──────── Supplied material

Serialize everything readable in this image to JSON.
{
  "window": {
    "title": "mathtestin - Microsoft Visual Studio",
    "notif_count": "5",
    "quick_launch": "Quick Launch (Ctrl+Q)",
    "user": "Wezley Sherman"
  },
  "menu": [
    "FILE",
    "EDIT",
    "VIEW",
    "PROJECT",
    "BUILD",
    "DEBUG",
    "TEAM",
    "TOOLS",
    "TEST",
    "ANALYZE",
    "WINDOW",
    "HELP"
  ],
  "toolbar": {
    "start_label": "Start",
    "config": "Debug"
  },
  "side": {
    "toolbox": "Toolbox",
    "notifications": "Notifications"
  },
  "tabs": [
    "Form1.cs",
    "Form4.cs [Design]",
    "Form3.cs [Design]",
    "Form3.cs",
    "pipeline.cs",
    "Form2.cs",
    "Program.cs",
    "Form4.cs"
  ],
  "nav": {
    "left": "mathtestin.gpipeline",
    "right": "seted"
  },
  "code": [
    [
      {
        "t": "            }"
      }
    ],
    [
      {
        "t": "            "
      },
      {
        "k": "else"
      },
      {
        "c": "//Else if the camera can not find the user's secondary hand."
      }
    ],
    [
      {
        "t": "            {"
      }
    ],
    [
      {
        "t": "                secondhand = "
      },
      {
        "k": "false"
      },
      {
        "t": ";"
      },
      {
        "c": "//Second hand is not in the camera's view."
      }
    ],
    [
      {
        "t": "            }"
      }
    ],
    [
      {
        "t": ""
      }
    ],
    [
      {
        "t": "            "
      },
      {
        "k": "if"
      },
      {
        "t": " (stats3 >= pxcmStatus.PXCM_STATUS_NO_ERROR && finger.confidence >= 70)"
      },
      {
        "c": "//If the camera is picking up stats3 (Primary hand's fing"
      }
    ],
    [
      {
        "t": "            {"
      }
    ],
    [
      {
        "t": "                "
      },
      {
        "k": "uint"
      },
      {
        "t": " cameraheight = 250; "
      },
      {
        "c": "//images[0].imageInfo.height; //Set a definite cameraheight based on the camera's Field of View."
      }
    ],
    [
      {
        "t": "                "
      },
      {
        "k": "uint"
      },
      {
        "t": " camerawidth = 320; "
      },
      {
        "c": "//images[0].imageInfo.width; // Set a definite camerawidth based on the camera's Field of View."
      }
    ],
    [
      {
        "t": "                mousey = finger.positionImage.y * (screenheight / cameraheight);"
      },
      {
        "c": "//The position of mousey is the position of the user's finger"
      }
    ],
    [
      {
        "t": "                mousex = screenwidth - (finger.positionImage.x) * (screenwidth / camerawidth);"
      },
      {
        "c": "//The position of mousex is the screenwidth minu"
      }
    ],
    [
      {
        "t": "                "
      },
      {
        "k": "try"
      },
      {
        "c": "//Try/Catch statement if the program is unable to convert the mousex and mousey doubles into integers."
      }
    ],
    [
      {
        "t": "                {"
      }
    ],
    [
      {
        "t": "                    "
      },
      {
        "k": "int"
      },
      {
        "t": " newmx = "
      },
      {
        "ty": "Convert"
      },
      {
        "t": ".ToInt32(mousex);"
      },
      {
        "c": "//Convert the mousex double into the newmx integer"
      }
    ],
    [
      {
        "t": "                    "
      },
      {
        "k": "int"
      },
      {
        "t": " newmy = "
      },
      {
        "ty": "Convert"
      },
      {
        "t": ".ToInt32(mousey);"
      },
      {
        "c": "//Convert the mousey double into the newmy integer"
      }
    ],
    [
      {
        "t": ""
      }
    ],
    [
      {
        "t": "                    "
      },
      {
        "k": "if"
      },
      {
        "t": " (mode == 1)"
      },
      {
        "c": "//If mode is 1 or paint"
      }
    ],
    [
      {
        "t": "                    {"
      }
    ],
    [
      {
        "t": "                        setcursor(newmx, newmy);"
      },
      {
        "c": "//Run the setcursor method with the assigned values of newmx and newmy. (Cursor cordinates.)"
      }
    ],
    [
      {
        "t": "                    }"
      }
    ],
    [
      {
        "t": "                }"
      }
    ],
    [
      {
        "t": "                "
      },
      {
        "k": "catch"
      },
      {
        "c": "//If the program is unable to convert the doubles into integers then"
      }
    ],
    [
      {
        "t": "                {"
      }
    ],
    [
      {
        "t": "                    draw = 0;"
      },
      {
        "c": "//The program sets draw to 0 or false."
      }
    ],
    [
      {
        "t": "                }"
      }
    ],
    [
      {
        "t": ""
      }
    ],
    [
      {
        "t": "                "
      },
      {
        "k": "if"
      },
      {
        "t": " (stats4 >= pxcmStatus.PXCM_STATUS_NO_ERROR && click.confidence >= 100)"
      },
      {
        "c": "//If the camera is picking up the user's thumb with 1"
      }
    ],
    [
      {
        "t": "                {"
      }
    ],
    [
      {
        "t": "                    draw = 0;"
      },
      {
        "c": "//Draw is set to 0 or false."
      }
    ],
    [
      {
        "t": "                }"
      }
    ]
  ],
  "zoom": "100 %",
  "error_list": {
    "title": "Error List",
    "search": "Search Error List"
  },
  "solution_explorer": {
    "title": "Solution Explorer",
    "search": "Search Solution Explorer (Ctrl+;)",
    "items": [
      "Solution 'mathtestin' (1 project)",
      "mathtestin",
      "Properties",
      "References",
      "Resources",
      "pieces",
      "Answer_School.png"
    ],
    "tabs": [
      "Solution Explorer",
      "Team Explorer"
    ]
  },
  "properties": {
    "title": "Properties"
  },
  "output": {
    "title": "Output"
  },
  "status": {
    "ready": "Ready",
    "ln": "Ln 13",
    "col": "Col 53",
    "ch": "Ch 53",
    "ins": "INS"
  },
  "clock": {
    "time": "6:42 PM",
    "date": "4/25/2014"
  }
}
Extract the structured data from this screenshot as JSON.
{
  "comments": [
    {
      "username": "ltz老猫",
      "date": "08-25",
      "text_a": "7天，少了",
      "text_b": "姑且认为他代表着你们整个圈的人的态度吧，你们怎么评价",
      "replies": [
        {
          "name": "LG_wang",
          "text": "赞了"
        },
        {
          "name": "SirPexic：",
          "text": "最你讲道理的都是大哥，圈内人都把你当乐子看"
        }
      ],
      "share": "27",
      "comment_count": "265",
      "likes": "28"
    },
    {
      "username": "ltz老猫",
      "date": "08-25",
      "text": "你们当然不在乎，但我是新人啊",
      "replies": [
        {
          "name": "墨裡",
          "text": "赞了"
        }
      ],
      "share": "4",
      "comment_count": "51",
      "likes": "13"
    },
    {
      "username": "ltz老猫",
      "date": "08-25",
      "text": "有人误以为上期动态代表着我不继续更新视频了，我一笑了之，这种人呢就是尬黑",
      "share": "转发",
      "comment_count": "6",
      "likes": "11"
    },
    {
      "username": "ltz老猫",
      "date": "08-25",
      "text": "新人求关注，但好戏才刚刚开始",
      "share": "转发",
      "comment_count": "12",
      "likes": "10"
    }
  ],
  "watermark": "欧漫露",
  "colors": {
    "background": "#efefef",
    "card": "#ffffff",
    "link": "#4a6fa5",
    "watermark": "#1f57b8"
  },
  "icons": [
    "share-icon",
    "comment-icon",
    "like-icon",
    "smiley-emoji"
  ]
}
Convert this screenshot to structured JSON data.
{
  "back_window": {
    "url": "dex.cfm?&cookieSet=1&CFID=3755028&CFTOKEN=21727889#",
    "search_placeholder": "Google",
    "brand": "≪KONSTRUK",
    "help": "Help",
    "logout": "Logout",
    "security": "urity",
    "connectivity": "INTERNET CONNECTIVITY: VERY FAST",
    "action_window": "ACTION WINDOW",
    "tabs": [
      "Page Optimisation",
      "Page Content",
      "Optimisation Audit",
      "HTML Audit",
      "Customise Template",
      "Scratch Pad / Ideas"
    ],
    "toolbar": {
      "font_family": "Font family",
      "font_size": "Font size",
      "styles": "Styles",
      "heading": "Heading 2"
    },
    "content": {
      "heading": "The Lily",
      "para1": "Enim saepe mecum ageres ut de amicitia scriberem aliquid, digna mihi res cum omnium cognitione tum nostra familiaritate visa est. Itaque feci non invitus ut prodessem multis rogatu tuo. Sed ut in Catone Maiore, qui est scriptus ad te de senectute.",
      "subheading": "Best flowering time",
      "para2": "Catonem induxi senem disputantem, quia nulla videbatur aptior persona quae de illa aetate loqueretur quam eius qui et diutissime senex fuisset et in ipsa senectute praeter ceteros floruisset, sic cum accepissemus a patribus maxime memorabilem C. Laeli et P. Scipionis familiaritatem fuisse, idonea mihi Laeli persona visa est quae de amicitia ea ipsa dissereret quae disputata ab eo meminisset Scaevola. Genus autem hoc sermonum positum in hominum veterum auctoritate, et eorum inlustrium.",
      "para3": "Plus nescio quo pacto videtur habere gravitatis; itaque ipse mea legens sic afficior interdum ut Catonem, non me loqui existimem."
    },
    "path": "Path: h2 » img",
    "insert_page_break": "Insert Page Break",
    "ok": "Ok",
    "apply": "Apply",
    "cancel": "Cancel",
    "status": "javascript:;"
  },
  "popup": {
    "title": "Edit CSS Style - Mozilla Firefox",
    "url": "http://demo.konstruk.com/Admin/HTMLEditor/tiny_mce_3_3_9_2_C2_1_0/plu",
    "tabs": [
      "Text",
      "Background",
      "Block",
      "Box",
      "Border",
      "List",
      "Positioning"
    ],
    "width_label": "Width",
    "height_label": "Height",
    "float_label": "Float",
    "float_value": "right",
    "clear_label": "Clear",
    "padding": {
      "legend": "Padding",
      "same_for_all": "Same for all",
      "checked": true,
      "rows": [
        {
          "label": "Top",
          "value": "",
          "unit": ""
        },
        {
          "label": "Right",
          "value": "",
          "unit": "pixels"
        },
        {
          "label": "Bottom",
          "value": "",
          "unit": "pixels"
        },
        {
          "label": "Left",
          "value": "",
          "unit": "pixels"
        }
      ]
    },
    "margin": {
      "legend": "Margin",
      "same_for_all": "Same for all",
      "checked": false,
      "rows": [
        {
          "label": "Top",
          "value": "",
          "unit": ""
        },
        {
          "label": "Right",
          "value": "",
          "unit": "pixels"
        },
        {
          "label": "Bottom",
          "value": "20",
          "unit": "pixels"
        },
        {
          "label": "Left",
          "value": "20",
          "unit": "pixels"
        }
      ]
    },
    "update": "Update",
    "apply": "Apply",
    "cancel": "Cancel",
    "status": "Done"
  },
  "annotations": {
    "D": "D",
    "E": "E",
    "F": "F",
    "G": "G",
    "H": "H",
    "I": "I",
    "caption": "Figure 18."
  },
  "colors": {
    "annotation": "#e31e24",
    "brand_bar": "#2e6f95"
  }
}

────────────────

Given exercise >> Report all lines of the data above that include the string "JSON".

The response >>
Serialize everything readable in this image to JSON.
Extract the structured data from this screenshot as JSON.
Convert this screenshot to structured JSON data.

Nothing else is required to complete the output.